Instructions to follow | Can you edit these lines so that "screenshot" becomes "screen capture" everywhere, leave all else unchanged, and omit the pictures from your answer?

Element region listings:
----

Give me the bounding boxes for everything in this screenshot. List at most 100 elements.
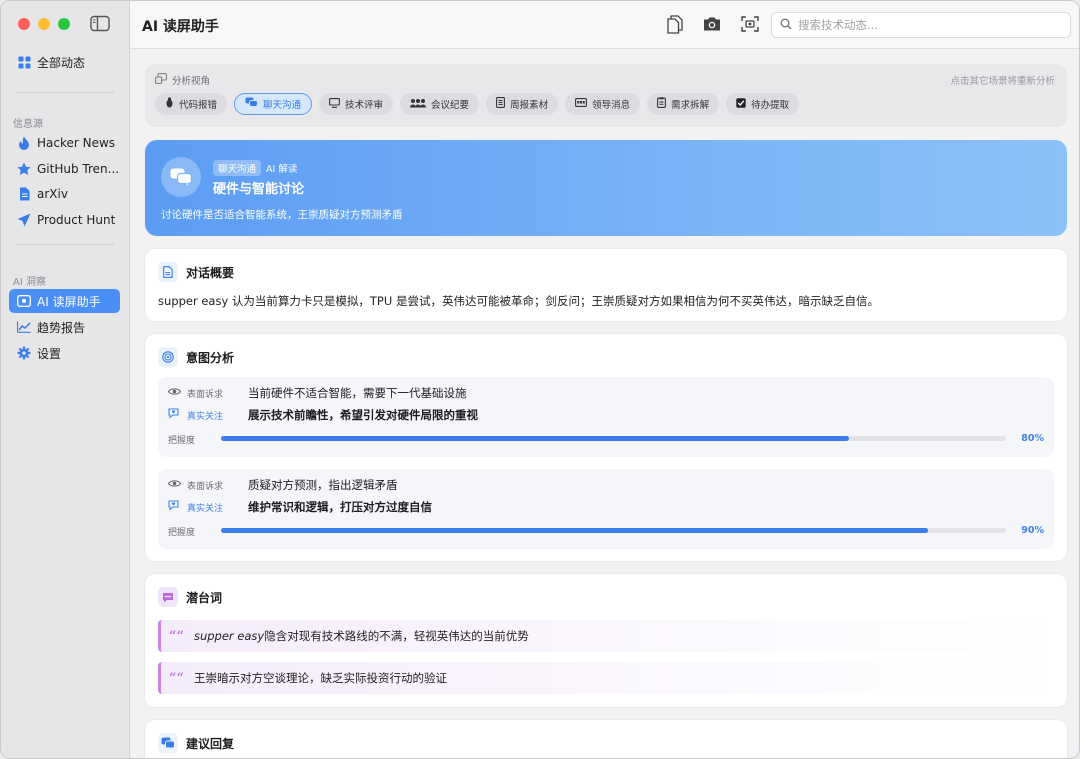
copy-document-icon[interactable] — [664, 14, 686, 34]
intent-real-text: 维护常识和逻辑，打压对方过度自信 — [248, 500, 432, 514]
confidence-bar — [221, 528, 1006, 533]
perspective-panel: 分析视角 点击其它场景将重新分析 代码报错 聊天沟通 技术评审 会议纪要 周报素… — [145, 64, 1067, 127]
sidebar-item-arxiv[interactable]: arXiv — [9, 182, 120, 206]
subtext-item: ““ 王崇暗示对方空谈理论，缺乏实际投资行动的验证 — [158, 662, 1054, 694]
sidebar-item-label: GitHub Tren... — [37, 162, 120, 176]
speech-ellipsis-icon — [158, 587, 178, 607]
perspective-icon — [155, 73, 167, 87]
summary-card: 对话概要 supper easy 认为当前算力卡只是模拟，TPU 是尝试，英伟达… — [145, 249, 1067, 321]
chip-label: 需求拆解 — [671, 100, 710, 111]
quote-icon: ““ — [169, 670, 184, 686]
flame-icon — [17, 136, 31, 150]
sidebar-item-hacker-news[interactable]: Hacker News — [9, 131, 120, 155]
confidence-bar — [221, 436, 1006, 441]
intent-item: 表面诉求 当前硬件不适合智能，需要下一代基础设施 真实关注 展示技术前瞻性，希望… — [158, 377, 1054, 457]
sidebar-item-ai-screen-reader[interactable]: AI 读屏助手 — [9, 289, 120, 313]
search-input[interactable] — [798, 18, 1058, 32]
chip-label: 周报素材 — [510, 100, 549, 111]
toolbar: AI 读屏助手 — [130, 1, 1079, 49]
chart-line-icon — [17, 320, 31, 334]
camera-icon[interactable] — [701, 14, 723, 34]
hero-tag: 聊天沟通 AI 解读 — [213, 160, 297, 176]
result-hero-banner: 聊天沟通 AI 解读 硬件与智能讨论 讨论硬件是否适合智能系统，王崇质疑对方预测… — [145, 140, 1067, 236]
chip-tech-review[interactable]: 技术评审 — [319, 93, 394, 115]
confidence-bar-fill — [221, 436, 849, 441]
sidebar-item-settings[interactable]: 设置 — [9, 341, 120, 365]
document-icon — [158, 262, 178, 282]
real-label-text: 真实关注 — [187, 411, 224, 422]
search-icon — [780, 18, 792, 33]
perspective-chips: 代码报错 聊天沟通 技术评审 会议纪要 周报素材 领导消息 需求拆解 待办提取 — [155, 93, 800, 115]
subtext-card: 潜台词 ““ supper easy 隐含对现有技术路线的不满，轻视英伟达的当前… — [145, 574, 1067, 707]
chip-chat[interactable]: 聊天沟通 — [234, 93, 313, 115]
intent-header: 意图分析 — [158, 347, 234, 367]
sidebar-item-all-feeds[interactable]: 全部动态 — [9, 50, 120, 74]
surface-label: 表面诉求 — [167, 479, 248, 492]
content-scroll[interactable]: 分析视角 点击其它场景将重新分析 代码报错 聊天沟通 技术评审 会议纪要 周报素… — [130, 50, 1079, 758]
subtext-title: 潜台词 — [186, 590, 223, 605]
real-label: 真实关注 — [168, 500, 248, 514]
confidence-label: 把握度 — [168, 436, 196, 446]
section-label-ai-insights: AI 洞察 — [13, 277, 46, 288]
screen-reader-icon — [17, 294, 31, 308]
surface-label-text: 表面诉求 — [187, 481, 224, 492]
chip-requirement-breakdown[interactable]: 需求拆解 — [647, 93, 720, 115]
chip-leader-message[interactable]: 领导消息 — [565, 93, 641, 115]
subtext-header: 潜台词 — [158, 587, 222, 607]
sidebar-item-github-trending[interactable]: GitHub Tren... — [9, 157, 120, 181]
intent-surface-text: 当前硬件不适合智能，需要下一代基础设施 — [248, 386, 467, 400]
summary-text: supper easy 认为当前算力卡只是模拟，TPU 是尝试，英伟达可能被革命… — [158, 294, 879, 308]
real-label: 真实关注 — [168, 408, 248, 422]
intent-real-row: 真实关注 展示技术前瞻性，希望引发对硬件局限的重视 — [168, 407, 478, 423]
chip-label: 聊天沟通 — [263, 100, 302, 111]
newspaper-icon — [496, 97, 506, 111]
surface-label-text: 表面诉求 — [187, 389, 224, 400]
zoom-window-button[interactable] — [58, 18, 70, 30]
sidebar-item-label: 设置 — [37, 346, 62, 361]
page-title: AI 读屏助手 — [142, 19, 219, 35]
sidebar-item-label: arXiv — [37, 187, 68, 201]
star-icon — [17, 162, 31, 176]
target-icon — [158, 347, 178, 367]
intent-card: 意图分析 表面诉求 当前硬件不适合智能，需要下一代基础设施 真实关注 展示技术前… — [145, 334, 1067, 561]
close-window-button[interactable] — [18, 18, 30, 30]
chip-label: 待办提取 — [751, 100, 790, 111]
sidebar-item-product-hunt[interactable]: Product Hunt — [9, 208, 120, 232]
subtext-item: ““ supper easy 隐含对现有技术路线的不满，轻视英伟达的当前优势 — [158, 620, 1054, 652]
confidence-bar-fill — [221, 528, 928, 533]
chip-label: 代码报错 — [179, 100, 218, 111]
clipboard-icon — [657, 97, 667, 111]
monitor-icon — [329, 97, 340, 111]
chip-meeting-notes[interactable]: 会议纪要 — [400, 93, 480, 115]
chat-heart-icon — [168, 500, 181, 514]
paper-plane-icon — [17, 213, 31, 227]
surface-label: 表面诉求 — [167, 387, 248, 400]
chip-label: 技术评审 — [345, 100, 384, 111]
quote-icon: ““ — [169, 628, 184, 644]
perspective-hint: 点击其它场景将重新分析 — [950, 76, 1055, 87]
chip-code-error[interactable]: 代码报错 — [155, 93, 228, 115]
confidence-value: 90% — [1021, 525, 1044, 536]
chat-bubbles-icon — [158, 733, 178, 753]
minimize-window-button[interactable] — [38, 18, 50, 30]
chip-todo-extract[interactable]: 待办提取 — [726, 93, 800, 115]
screenshot-capture-icon[interactable] — [739, 14, 761, 34]
intent-surface-row: 表面诉求 质疑对方预测，指出逻辑矛盾 — [167, 477, 398, 493]
search-field[interactable] — [771, 12, 1071, 38]
subtext-lead: supper easy — [193, 629, 265, 643]
divider — [15, 92, 114, 93]
sidebar-toggle-icon[interactable] — [90, 15, 110, 32]
sidebar-item-trend-report[interactable]: 趋势报告 — [9, 315, 120, 339]
chip-weekly-report[interactable]: 周报素材 — [486, 93, 559, 115]
message-box-icon — [575, 98, 588, 110]
intent-item: 表面诉求 质疑对方预测，指出逻辑矛盾 真实关注 维护常识和逻辑，打压对方过度自信… — [158, 469, 1054, 549]
intent-real-text: 展示技术前瞻性，希望引发对硬件局限的重视 — [248, 408, 478, 422]
section-label-sources: 信息源 — [13, 119, 43, 130]
window-controls — [18, 18, 70, 30]
chip-label: 领导消息 — [592, 100, 631, 111]
hero-title: 硬件与智能讨论 — [213, 182, 305, 197]
sidebar-item-label: 全部动态 — [37, 55, 86, 70]
chat-bubbles-icon — [245, 97, 259, 111]
eye-icon — [167, 387, 182, 399]
chat-bubbles-icon — [161, 157, 201, 197]
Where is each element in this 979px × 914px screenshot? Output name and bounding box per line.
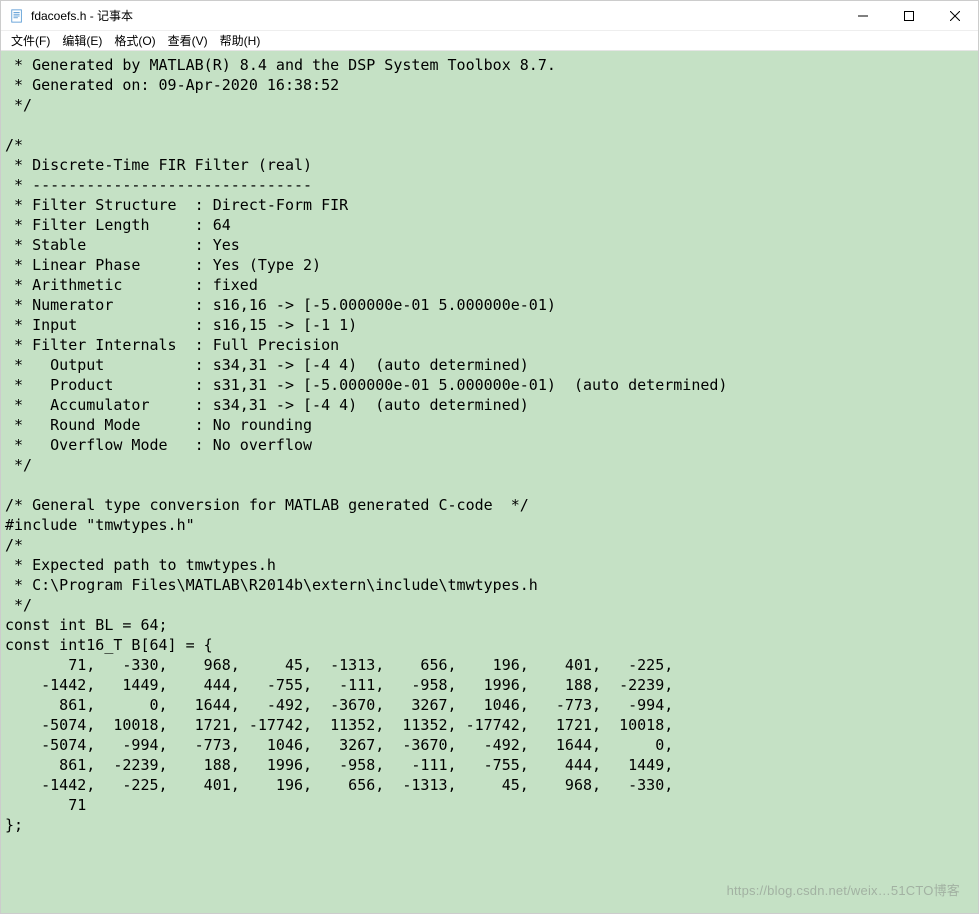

----

Full output |
Give me the bounding boxes for everything in this screen capture. List at most 100 elements.
copy-document-icon[interactable] — [664, 14, 686, 34]
intent-real-text: 维护常识和逻辑，打压对方过度自信 — [248, 500, 432, 514]
confidence-bar — [221, 528, 1006, 533]
perspective-panel: 分析视角 点击其它场景将重新分析 代码报错 聊天沟通 技术评审 会议纪要 周报素… — [145, 64, 1067, 127]
sidebar-item-arxiv[interactable]: arXiv — [9, 182, 120, 206]
subtext-item: ““ 王崇暗示对方空谈理论，缺乏实际投资行动的验证 — [158, 662, 1054, 694]
sidebar-item-label: GitHub Tren... — [37, 162, 120, 176]
speech-ellipsis-icon — [158, 587, 178, 607]
perspective-icon — [155, 73, 167, 87]
summary-card: 对话概要 supper easy 认为当前算力卡只是模拟，TPU 是尝试，英伟达… — [145, 249, 1067, 321]
chip-label: 需求拆解 — [671, 100, 710, 111]
quote-icon: ““ — [169, 670, 184, 686]
flame-icon — [17, 136, 31, 150]
sidebar-item-hacker-news[interactable]: Hacker News — [9, 131, 120, 155]
confidence-bar — [221, 436, 1006, 441]
intent-item: 表面诉求 当前硬件不适合智能，需要下一代基础设施 真实关注 展示技术前瞻性，希望… — [158, 377, 1054, 457]
sidebar-item-ai-screen-reader[interactable]: AI 读屏助手 — [9, 289, 120, 313]
search-input[interactable] — [798, 18, 1058, 32]
chip-label: 周报素材 — [510, 100, 549, 111]
toolbar: AI 读屏助手 — [130, 1, 1079, 49]
chart-line-icon — [17, 320, 31, 334]
camera-icon[interactable] — [701, 14, 723, 34]
hero-tag: 聊天沟通 AI 解读 — [213, 160, 297, 176]
result-hero-banner: 聊天沟通 AI 解读 硬件与智能讨论 讨论硬件是否适合智能系统，王崇质疑对方预测… — [145, 140, 1067, 236]
chip-tech-review[interactable]: 技术评审 — [319, 93, 394, 115]
confidence-bar-fill — [221, 436, 849, 441]
sidebar-item-settings[interactable]: 设置 — [9, 341, 120, 365]
document-icon — [158, 262, 178, 282]
real-label-text: 真实关注 — [187, 411, 224, 422]
search-icon — [780, 18, 792, 33]
perspective-chips: 代码报错 聊天沟通 技术评审 会议纪要 周报素材 领导消息 需求拆解 待办提取 — [155, 93, 800, 115]
subtext-card: 潜台词 ““ supper easy 隐含对现有技术路线的不满，轻视英伟达的当前… — [145, 574, 1067, 707]
chip-chat[interactable]: 聊天沟通 — [234, 93, 313, 115]
intent-header: 意图分析 — [158, 347, 234, 367]
sidebar-item-all-feeds[interactable]: 全部动态 — [9, 50, 120, 74]
surface-label: 表面诉求 — [167, 479, 248, 492]
content-scroll[interactable]: 分析视角 点击其它场景将重新分析 代码报错 聊天沟通 技术评审 会议纪要 周报素… — [130, 50, 1079, 758]
subtext-title: 潜台词 — [186, 590, 223, 605]
real-label: 真实关注 — [168, 500, 248, 514]
confidence-label: 把握度 — [168, 436, 196, 446]
section-label-ai-insights: AI 洞察 — [13, 277, 46, 288]
screen-reader-icon — [17, 294, 31, 308]
surface-label-text: 表面诉求 — [187, 481, 224, 492]
chip-requirement-breakdown[interactable]: 需求拆解 — [647, 93, 720, 115]
chip-leader-message[interactable]: 领导消息 — [565, 93, 641, 115]
subtext-header: 潜台词 — [158, 587, 222, 607]
sidebar-item-github-trending[interactable]: GitHub Tren... — [9, 157, 120, 181]
intent-surface-text: 当前硬件不适合智能，需要下一代基础设施 — [248, 386, 467, 400]
summary-text: supper easy 认为当前算力卡只是模拟，TPU 是尝试，英伟达可能被革命… — [158, 294, 879, 308]
real-label: 真实关注 — [168, 408, 248, 422]
intent-real-row: 真实关注 展示技术前瞻性，希望引发对硬件局限的重视 — [168, 407, 478, 423]
chip-label: 聊天沟通 — [263, 100, 302, 111]
newspaper-icon — [496, 97, 506, 111]
surface-label-text: 表面诉求 — [187, 389, 224, 400]
zoom-window-button[interactable] — [58, 18, 70, 30]
sidebar-item-label: 设置 — [37, 346, 62, 361]
page-title: AI 读屏助手 — [142, 19, 219, 35]
sidebar-item-label: arXiv — [37, 187, 68, 201]
star-icon — [17, 162, 31, 176]
target-icon — [158, 347, 178, 367]
intent-card: 意图分析 表面诉求 当前硬件不适合智能，需要下一代基础设施 真实关注 展示技术前… — [145, 334, 1067, 561]
close-window-button[interactable] — [18, 18, 30, 30]
chip-label: 待办提取 — [751, 100, 790, 111]
sidebar-item-product-hunt[interactable]: Product Hunt — [9, 208, 120, 232]
subtext-item: ““ supper easy 隐含对现有技术路线的不满，轻视英伟达的当前优势 — [158, 620, 1054, 652]
confidence-bar-fill — [221, 528, 928, 533]
chip-label: 代码报错 — [179, 100, 218, 111]
clipboard-icon — [657, 97, 667, 111]
monitor-icon — [329, 97, 340, 111]
chip-meeting-notes[interactable]: 会议纪要 — [400, 93, 480, 115]
chat-heart-icon — [168, 500, 181, 514]
paper-plane-icon — [17, 213, 31, 227]
surface-label: 表面诉求 — [167, 387, 248, 400]
chip-label: 技术评审 — [345, 100, 384, 111]
quote-icon: ““ — [169, 628, 184, 644]
perspective-hint: 点击其它场景将重新分析 — [950, 76, 1055, 87]
chip-code-error[interactable]: 代码报错 — [155, 93, 228, 115]
confidence-value: 90% — [1021, 525, 1044, 536]
chat-bubbles-icon — [158, 733, 178, 753]
minimize-window-button[interactable] — [38, 18, 50, 30]
chip-todo-extract[interactable]: 待办提取 — [726, 93, 800, 115]
screen capture-capture-icon[interactable] — [739, 14, 761, 34]
intent-surface-row: 表面诉求 质疑对方预测，指出逻辑矛盾 — [167, 477, 398, 493]
search-field[interactable] — [771, 12, 1071, 38]
subtext-lead: supper easy — [193, 629, 265, 643]
divider — [15, 92, 114, 93]
sidebar-toggle-icon[interactable] — [90, 15, 110, 32]
sidebar-item-trend-report[interactable]: 趋势报告 — [9, 315, 120, 339]
chip-weekly-report[interactable]: 周报素材 — [486, 93, 559, 115]
message-box-icon — [575, 98, 588, 110]
intent-item: 表面诉求 质疑对方预测，指出逻辑矛盾 真实关注 维护常识和逻辑，打压对方过度自信… — [158, 469, 1054, 549]
intent-real-text: 展示技术前瞻性，希望引发对硬件局限的重视 — [248, 408, 478, 422]
section-label-sources: 信息源 — [13, 119, 43, 130]
window-controls — [18, 18, 70, 30]
chip-label: 领导消息 — [592, 100, 631, 111]
hero-title: 硬件与智能讨论 — [213, 182, 305, 197]
sidebar-item-label: 全部动态 — [37, 55, 86, 70]
chat-bubbles-icon — [245, 97, 259, 111]
eye-icon — [167, 387, 182, 399]
chat-bubbles-icon — [161, 157, 201, 197]
Where is each element in this 979px × 914px screen capture? Output name and bounding box per line.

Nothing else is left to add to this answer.